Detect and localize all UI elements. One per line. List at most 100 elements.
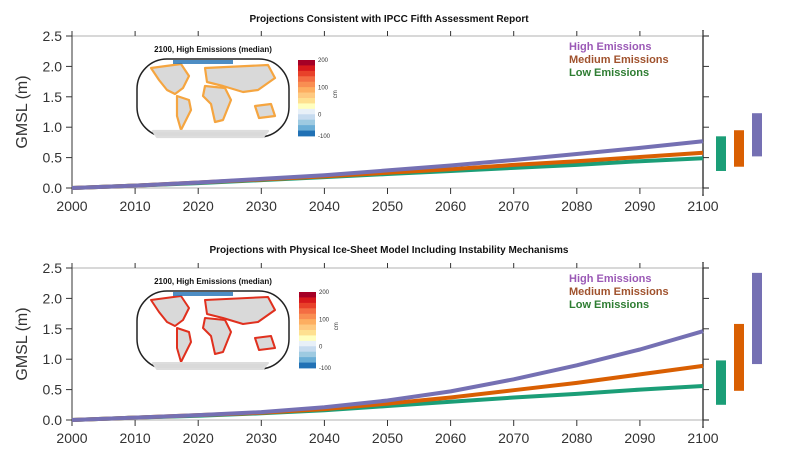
colorbar-segment [299, 302, 316, 309]
y-tick-label: 1.5 [43, 321, 63, 337]
y-axis-label: GMSL (m) [14, 307, 31, 380]
arctic-band [173, 292, 233, 296]
colorbar-tick-label: 200 [318, 58, 329, 64]
colorbar-segment [299, 351, 316, 358]
chart-panel-1: Projections Consistent with IPCC Fifth A… [14, 14, 762, 214]
colorbar-tick-label: 100 [318, 85, 329, 91]
legend-entry-medium-emissions: Medium Emissions [569, 286, 669, 298]
legend-entry-low-emissions: Low Emissions [569, 67, 649, 79]
y-tick-label: 2.5 [43, 260, 63, 276]
colorbar-unit: cm [334, 322, 340, 330]
continent-shape [150, 295, 190, 327]
colorbar-segment [299, 319, 316, 325]
x-tick-label: 2050 [372, 430, 403, 446]
y-tick-label: 2.0 [43, 58, 63, 74]
colorbar-segment [298, 125, 315, 131]
x-tick-label: 2010 [120, 198, 151, 214]
continent-shape [253, 102, 277, 120]
colorbar-segment [298, 119, 315, 126]
x-tick-label: 2000 [56, 198, 87, 214]
range-bar-low-emissions [716, 360, 726, 405]
series-line-high-emissions [71, 329, 704, 422]
colorbar-segment [299, 340, 316, 347]
y-tick-label: 0.5 [43, 382, 63, 398]
colorbar-segment [299, 292, 316, 298]
colorbar-tick-label: -100 [319, 366, 332, 372]
x-tick-label: 2020 [183, 198, 214, 214]
colorbar-segment [299, 324, 316, 331]
continent-shape [176, 327, 192, 363]
y-tick-label: 0.0 [43, 180, 63, 196]
colorbar-tick-label: 0 [319, 345, 323, 351]
colorbar-tick-label: 100 [319, 317, 330, 323]
y-tick-label: 0.0 [43, 412, 63, 428]
range-bar-high-emissions [752, 113, 762, 157]
colorbar-segment [298, 98, 315, 104]
colorbar-tick-label: 200 [319, 290, 330, 296]
continent-shape [151, 129, 270, 139]
x-tick-label: 2080 [561, 430, 592, 446]
inset-title: 2100, High Emissions (median) [154, 45, 272, 54]
range-bar-medium-emissions [734, 323, 744, 391]
x-tick-label: 2070 [498, 198, 529, 214]
colorbar-segment [299, 362, 316, 369]
colorbar-segment [298, 87, 315, 93]
colorbar-segment [298, 60, 315, 66]
colorbar-segment [299, 297, 316, 304]
colorbar-segment [298, 92, 315, 99]
continent-shape [152, 362, 269, 370]
x-tick-label: 2070 [498, 430, 529, 446]
y-tick-label: 2.5 [43, 28, 63, 44]
x-tick-label: 2080 [561, 198, 592, 214]
x-tick-label: 2060 [435, 430, 466, 446]
inset-map: 2100, High Emissions (median) 200 100 0 -100… [136, 277, 340, 372]
y-tick-label: 1.0 [43, 119, 63, 135]
continent-shape [201, 84, 233, 124]
inset-title: 2100, High Emissions (median) [154, 277, 272, 286]
colorbar-segment [299, 335, 316, 342]
x-tick-label: 2030 [246, 198, 277, 214]
legend-entry-high-emissions: High Emissions [569, 273, 652, 285]
x-tick-label: 2040 [309, 430, 340, 446]
continent-shape [204, 296, 276, 325]
colorbar-tick-label: 0 [318, 113, 322, 119]
continent-shape [203, 63, 277, 94]
x-tick-label: 2040 [309, 198, 340, 214]
chart-title: Projections Consistent with IPCC Fifth A… [249, 14, 529, 25]
x-tick-label: 2050 [372, 198, 403, 214]
legend-entry-medium-emissions: Medium Emissions [569, 54, 669, 66]
y-tick-label: 1.5 [43, 89, 63, 105]
colorbar-segment [299, 346, 316, 353]
chart-title: Projections with Physical Ice-Sheet Mode… [210, 245, 569, 256]
y-tick-label: 1.0 [43, 351, 63, 367]
colorbar-segment [299, 330, 316, 336]
colorbar-segment [298, 103, 315, 110]
continent-shape [149, 62, 191, 96]
colorbar-segment [299, 357, 316, 363]
x-tick-label: 2100 [687, 198, 718, 214]
colorbar-segment [299, 313, 316, 320]
colorbar-segment [298, 70, 315, 77]
colorbar-segment [298, 81, 315, 88]
range-bar-high-emissions [752, 272, 762, 365]
colorbar-segment [298, 114, 315, 121]
y-tick-label: 0.5 [43, 150, 63, 166]
chart-panel-2: Projections with Physical Ice-Sheet Mode… [14, 245, 762, 446]
inset-map: 2100, High Emissions (median) 200 100 0 -100… [136, 45, 339, 140]
series-line-high-emissions [71, 139, 704, 190]
continent-shape [254, 335, 276, 351]
x-tick-label: 2020 [183, 430, 214, 446]
y-axis-label: GMSL (m) [14, 75, 31, 148]
y-tick-label: 2.0 [43, 290, 63, 306]
legend-entry-low-emissions: Low Emissions [569, 299, 649, 311]
range-bar-medium-emissions [734, 130, 744, 167]
colorbar-segment [299, 308, 316, 315]
colorbar-segment [298, 65, 315, 72]
arctic-band [173, 60, 233, 64]
x-tick-label: 2030 [246, 430, 277, 446]
legend-entry-high-emissions: High Emissions [569, 41, 652, 53]
continent-shape [202, 317, 232, 355]
colorbar-segment [298, 76, 315, 83]
range-bar-low-emissions [716, 136, 726, 171]
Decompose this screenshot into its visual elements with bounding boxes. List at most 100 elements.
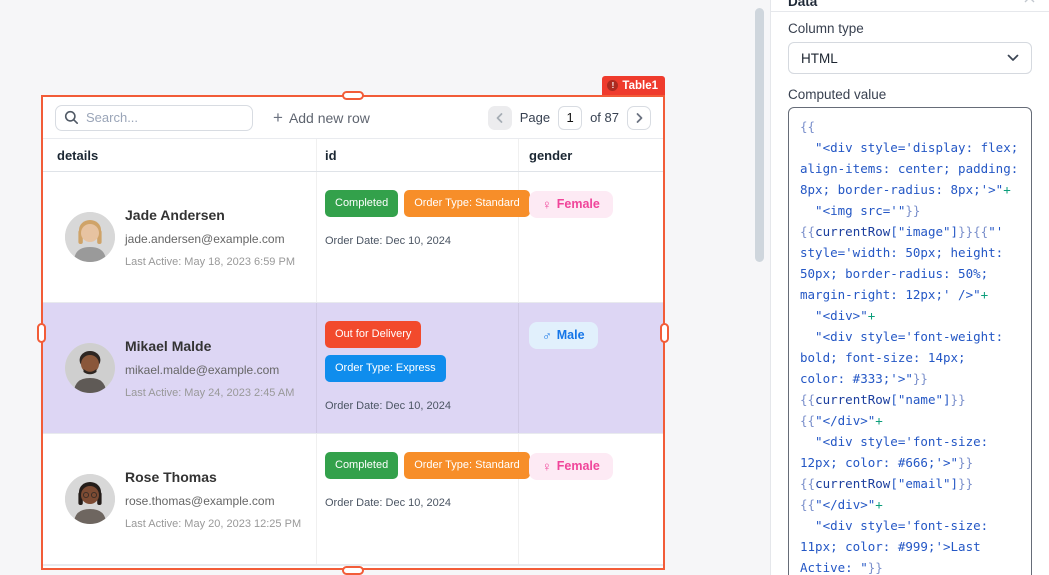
person-info: Jade Andersen jade.andersen@example.com … bbox=[125, 207, 295, 268]
order-date: Order Date: Dec 10, 2024 bbox=[325, 235, 451, 247]
code-line: {{"</div>"+ bbox=[800, 497, 883, 512]
prev-page-button[interactable] bbox=[487, 105, 512, 130]
panel-section-title: Data bbox=[788, 0, 818, 9]
chevron-left-icon bbox=[496, 112, 503, 123]
table-row[interactable]: Jade Andersen jade.andersen@example.com … bbox=[43, 172, 663, 303]
person-email: jade.andersen@example.com bbox=[125, 231, 285, 246]
search-input[interactable] bbox=[55, 104, 253, 131]
gender-badge: ♀ Female bbox=[529, 453, 613, 480]
status-badge: Completed bbox=[325, 190, 399, 217]
code-line: "<div style='font-size: bbox=[800, 518, 989, 533]
resize-handle-top[interactable] bbox=[342, 91, 364, 100]
person-email: mikael.malde@example.com bbox=[125, 362, 280, 377]
code-line: {{currentRow["image"]}}{{"' bbox=[800, 224, 1004, 239]
computed-value-editor[interactable]: {{ "<div style='display: flex; align-item… bbox=[788, 107, 1032, 575]
avatar bbox=[65, 212, 115, 262]
page-total: of 87 bbox=[590, 110, 619, 125]
code-line: Active: "}} bbox=[800, 560, 883, 575]
app-canvas: ! Table1 + Add new row bbox=[37, 8, 764, 575]
person-info: Mikael Malde mikael.malde@example.com La… bbox=[125, 338, 294, 399]
next-page-button[interactable] bbox=[627, 105, 651, 130]
code-line: 8px; border-radius: 8px;'>"+ bbox=[800, 182, 1011, 197]
gender-badge: ♀ Female bbox=[529, 191, 613, 218]
person-last-active: Last Active: May 18, 2023 6:59 PM bbox=[125, 255, 295, 268]
person-last-active: Last Active: May 20, 2023 12:25 PM bbox=[125, 517, 302, 530]
gender-label: Male bbox=[556, 328, 585, 343]
person-email: rose.thomas@example.com bbox=[125, 493, 275, 508]
table-component[interactable]: ! Table1 + Add new row bbox=[37, 76, 669, 575]
code-line: "<img src='"}} bbox=[800, 203, 921, 218]
column-header-gender[interactable]: gender bbox=[529, 147, 573, 163]
table-toolbar: + Add new row Page of 87 bbox=[43, 97, 663, 139]
page-label: Page bbox=[519, 110, 551, 125]
cell-gender: ♀ Female bbox=[519, 172, 663, 302]
inspector-panel: Data Column type HTML Computed value {{ … bbox=[770, 0, 1049, 575]
person-info: Rose Thomas rose.thomas@example.com Last… bbox=[125, 469, 301, 530]
order-date: Order Date: Dec 10, 2024 bbox=[325, 497, 451, 509]
component-label[interactable]: ! Table1 bbox=[602, 76, 665, 95]
component-label-text: Table1 bbox=[622, 79, 658, 92]
resize-handle-left[interactable] bbox=[37, 322, 46, 343]
avatar bbox=[65, 474, 115, 524]
panel-section-header[interactable]: Data bbox=[771, 0, 1049, 12]
code-line: {{currentRow["email"]}} bbox=[800, 476, 974, 491]
person-last-active: Last Active: May 24, 2023 2:45 AM bbox=[125, 386, 295, 399]
chevron-up-icon bbox=[1024, 0, 1035, 3]
computed-value-label: Computed value bbox=[788, 87, 887, 102]
alert-icon: ! bbox=[607, 80, 619, 91]
pagination: Page of 87 bbox=[487, 105, 651, 130]
order-date: Order Date: Dec 10, 2024 bbox=[325, 400, 451, 412]
status-badge: Completed bbox=[325, 452, 399, 479]
search-icon bbox=[64, 110, 78, 124]
code-line: bold; font-size: 14px; bbox=[800, 350, 966, 365]
code-line: "<div style='font-size: bbox=[800, 434, 989, 449]
cell-details: Rose Thomas rose.thomas@example.com Last… bbox=[43, 434, 317, 564]
avatar bbox=[65, 343, 115, 393]
code-line: "<div style='display: flex; bbox=[800, 140, 1019, 155]
column-header-details[interactable]: details bbox=[43, 139, 317, 171]
code-line: 11px; color: #999;'>Last bbox=[800, 539, 981, 554]
add-new-row-button[interactable]: + Add new row bbox=[273, 109, 370, 126]
code-line: {{ bbox=[800, 119, 816, 134]
chevron-right-icon bbox=[636, 112, 643, 123]
cell-id: Completed Order Type: Standard Order Dat… bbox=[317, 172, 530, 302]
code-line: color: #333;'>"}} bbox=[800, 371, 928, 386]
cell-gender: ♂ Male bbox=[519, 303, 663, 433]
code-line: "<div>"+ bbox=[800, 308, 876, 323]
chevron-down-icon bbox=[1007, 54, 1019, 61]
cell-details: Mikael Malde mikael.malde@example.com La… bbox=[43, 303, 317, 433]
plus-icon: + bbox=[273, 108, 283, 127]
gender-badge: ♂ Male bbox=[529, 322, 598, 349]
column-header-id[interactable]: id bbox=[317, 139, 519, 171]
code-line: {{currentRow["name"]}} bbox=[800, 392, 966, 407]
status-badge: Out for Delivery bbox=[325, 321, 422, 348]
resize-handle-bottom[interactable] bbox=[342, 566, 364, 575]
code-line: "<div style='font-weight: bbox=[800, 329, 1004, 344]
add-new-row-label: Add new row bbox=[288, 109, 370, 126]
gender-label: Female bbox=[556, 197, 600, 212]
table-row-selected[interactable]: Mikael Malde mikael.malde@example.com La… bbox=[43, 303, 663, 434]
cell-details: Jade Andersen jade.andersen@example.com … bbox=[43, 172, 317, 302]
code-line: style='width: 50px; height: bbox=[800, 245, 1004, 260]
table-header-row: details id gender bbox=[43, 139, 663, 172]
column-type-value: HTML bbox=[801, 50, 838, 66]
person-name: Jade Andersen bbox=[125, 206, 225, 223]
code-line: align-items: center; padding: bbox=[800, 161, 1019, 176]
cell-gender: ♀ Female bbox=[519, 434, 663, 564]
canvas-scrollbar[interactable] bbox=[755, 8, 764, 262]
female-icon: ♀ bbox=[542, 459, 552, 474]
order-type-badge: Order Type: Standard bbox=[404, 452, 530, 479]
resize-handle-right[interactable] bbox=[660, 322, 669, 343]
order-type-badge: Order Type: Express bbox=[325, 355, 446, 382]
column-type-label: Column type bbox=[788, 21, 864, 36]
page-input[interactable] bbox=[558, 105, 583, 130]
search-box bbox=[55, 104, 253, 131]
person-name: Rose Thomas bbox=[125, 468, 217, 485]
table-row[interactable]: Rose Thomas rose.thomas@example.com Last… bbox=[43, 434, 663, 565]
person-name: Mikael Malde bbox=[125, 337, 212, 354]
female-icon: ♀ bbox=[542, 197, 552, 212]
column-type-select[interactable]: HTML bbox=[788, 42, 1032, 74]
code-line: 50px; border-radius: 50%; bbox=[800, 266, 989, 281]
code-line: 12px; color: #666;'>"}} bbox=[800, 455, 974, 470]
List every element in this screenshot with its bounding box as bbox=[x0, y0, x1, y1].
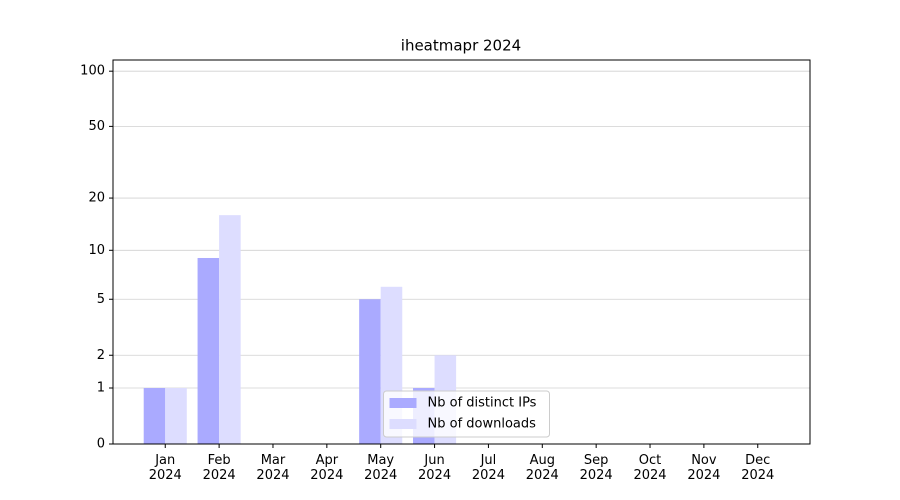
y-tick-label: 10 bbox=[88, 243, 105, 258]
y-tick-label: 0 bbox=[97, 437, 105, 452]
legend-swatch bbox=[389, 419, 417, 429]
x-tick-label: Oct 2024 bbox=[633, 453, 667, 483]
x-tick-label: Sep 2024 bbox=[579, 453, 613, 483]
bar bbox=[143, 388, 166, 444]
x-tick-label: Nov 2024 bbox=[687, 453, 721, 483]
legend-swatch bbox=[389, 398, 417, 408]
x-tick-label: Dec 2024 bbox=[741, 453, 775, 483]
y-tick-label: 2 bbox=[97, 348, 105, 363]
x-tick-label: Feb 2024 bbox=[202, 453, 236, 483]
bar bbox=[219, 215, 241, 444]
x-tick-label: Jun 2024 bbox=[418, 453, 452, 483]
y-tick-label: 1 bbox=[97, 381, 105, 396]
bar bbox=[359, 299, 381, 444]
x-tick-label: Jan 2024 bbox=[148, 453, 182, 483]
x-tick-label: Apr 2024 bbox=[310, 453, 344, 483]
y-tick-label: 100 bbox=[80, 64, 105, 79]
x-tick-label: Mar 2024 bbox=[256, 453, 290, 483]
y-tick-label: 50 bbox=[88, 119, 105, 134]
legend-box bbox=[383, 390, 550, 438]
plot-frame bbox=[112, 59, 811, 445]
bar bbox=[197, 257, 220, 444]
x-tick-label: Aug 2024 bbox=[525, 453, 559, 483]
x-tick-label: May 2024 bbox=[364, 453, 398, 483]
legend-label: Nb of downloads bbox=[428, 417, 537, 432]
bar bbox=[165, 388, 187, 444]
y-tick-label: 20 bbox=[88, 191, 105, 206]
legend-label: Nb of distinct IPs bbox=[428, 396, 537, 411]
x-tick-label: Jul 2024 bbox=[471, 453, 505, 483]
y-tick-label: 5 bbox=[97, 292, 105, 307]
legend: Nb of distinct IPs Nb of downloads bbox=[383, 390, 550, 438]
chart-title: iheatmapr 2024 bbox=[401, 37, 521, 55]
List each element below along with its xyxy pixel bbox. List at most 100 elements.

- - - - -

▶ OBJECTIVE
Format the lines of the records as a numbered list with blank lines left out, starting with the line that contains "person-info: Jade Andersen" and going on through the line that contains "person-info: Mikael Malde".

▶ EXERCISE SOLUTION
1. person-info: Jade Andersen jade.andersen@example.com … bbox=[125, 207, 295, 268]
2. order-date: Order Date: Dec 10, 2024 bbox=[325, 235, 451, 247]
3. code-line: {{"</div>"+ bbox=[800, 497, 883, 512]
4. prev-page-button[interactable] bbox=[487, 105, 512, 130]
5. panel-section-title: Data bbox=[788, 0, 818, 9]
6. chevron-left-icon bbox=[496, 112, 503, 123]
7. table-row[interactable]: Jade Andersen jade.andersen@example.com … bbox=[43, 172, 663, 303]
8. person-email: jade.andersen@example.com bbox=[125, 231, 285, 246]
9. search-input[interactable] bbox=[55, 104, 253, 131]
10. gender-badge: ♀ Female bbox=[529, 453, 613, 480]
11. status-badge: Completed bbox=[325, 190, 399, 217]
12. code-line: "<div style='font-size: bbox=[800, 518, 989, 533]
13. resize-handle-top[interactable] bbox=[342, 91, 364, 100]
14. person-email: mikael.malde@example.com bbox=[125, 362, 280, 377]
15. code-line: {{currentRow["image"]}}{{"' bbox=[800, 224, 1004, 239]
16. computed-value-editor[interactable]: {{ "<div style='display: flex; align-item… bbox=[788, 107, 1032, 575]
17. avatar bbox=[65, 212, 115, 262]
18. page-total: of 87 bbox=[590, 110, 619, 125]
19. code-line: Active: "}} bbox=[800, 560, 883, 575]
20. app-canvas: ! Table1 + Add new row bbox=[37, 8, 764, 575]
21. person-info: Mikael Malde mikael.malde@example.com La… bbox=[125, 338, 294, 399]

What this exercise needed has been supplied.